YOUR GOAL: In your copy, leave out the pictures; write out all the data exactly.

DATA ROWS:
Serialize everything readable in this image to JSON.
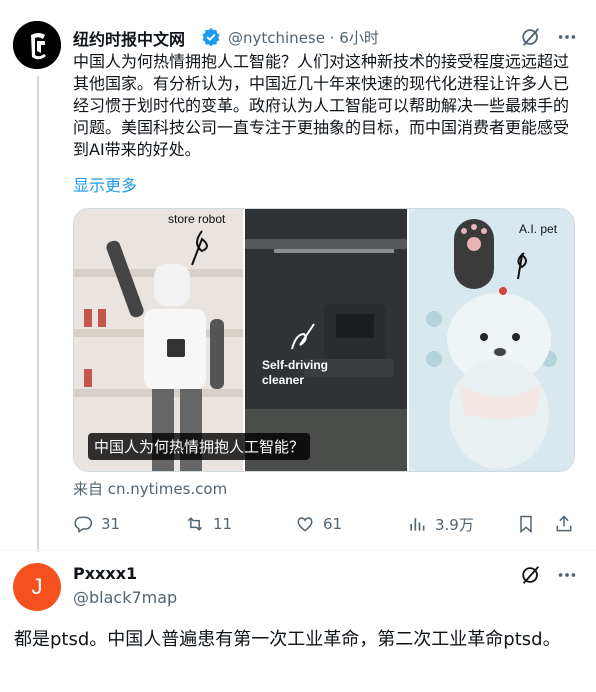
{
  "tweet": {
    "author_name": "纽约时报中文网",
    "handle": "@nytchinese · 6小时",
    "text": "中国人为何热情拥抱人工智能？人们对这种新技术的接受程度远远超过其他国家。有分析认为，中国近几十年来快速的现代化进程让许多人已经习惯于划时代的变革。政府认为人工智能可以帮助解决一些最棘手的问题。美国科技公司一直专注于更抽象的目标，而中国消费者更能感受到AI带来的好处。",
    "show_more": "显示更多",
    "media": {
      "label_robot": "store robot",
      "label_cleaner_1": "Self-driving",
      "label_cleaner_2": "cleaner",
      "label_pet": "A.I. pet",
      "caption": "中国人为何热情拥抱人工智能？"
    },
    "source": "来自 cn.nytimes.com",
    "actions": {
      "replies": "31",
      "reposts": "11",
      "likes": "61",
      "views": "3.9万"
    }
  },
  "reply": {
    "avatar_letter": "J",
    "author_name": "Pxxxx1",
    "handle": "@black7map",
    "text": "都是ptsd。中国人普遍患有第一次工业革命，第二次工业革命ptsd。"
  },
  "colors": {
    "accent": "#1d9bf0",
    "muted": "#536471",
    "avatar_reply": "#f4511e"
  },
  "icons": [
    "grok-icon",
    "more-icon",
    "verified-icon",
    "reply-icon",
    "repost-icon",
    "like-icon",
    "views-icon",
    "bookmark-icon",
    "share-icon"
  ]
}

RIGHT ANSWER:
Serialize everything readable in this image to JSON.
{
  "tweet": {
    "author_name": "纽约时报中文网",
    "handle": "@nytchinese · 6小时",
    "text": "中国人为何热情拥抱人工智能？人们对这种新技术的接受程度远远超过其他国家。有分析认为，中国近几十年来快速的现代化进程让许多人已经习惯于划时代的变革。政府认为人工智能可以帮助解决一些最棘手的问题。美国科技公司一直专注于更抽象的目标，而中国消费者更能感受到AI带来的好处。",
    "show_more": "显示更多",
    "media": {
      "label_robot": "store robot",
      "label_cleaner_1": "Self-driving",
      "label_cleaner_2": "cleaner",
      "label_pet": "A.I. pet",
      "caption": "中国人为何热情拥抱人工智能？"
    },
    "source": "来自 cn.nytimes.com",
    "actions": {
      "replies": "31",
      "reposts": "11",
      "likes": "61",
      "views": "3.9万"
    }
  },
  "reply": {
    "avatar_letter": "J",
    "author_name": "Pxxxx1",
    "handle": "@black7map",
    "text": "都是ptsd。中国人普遍患有第一次工业革命，第二次工业革命ptsd。"
  },
  "colors": {
    "accent": "#1d9bf0",
    "muted": "#536471",
    "avatar_reply": "#f4511e"
  },
  "icons": [
    "grok-icon",
    "more-icon",
    "verified-icon",
    "reply-icon",
    "repost-icon",
    "like-icon",
    "views-icon",
    "bookmark-icon",
    "share-icon"
  ]
}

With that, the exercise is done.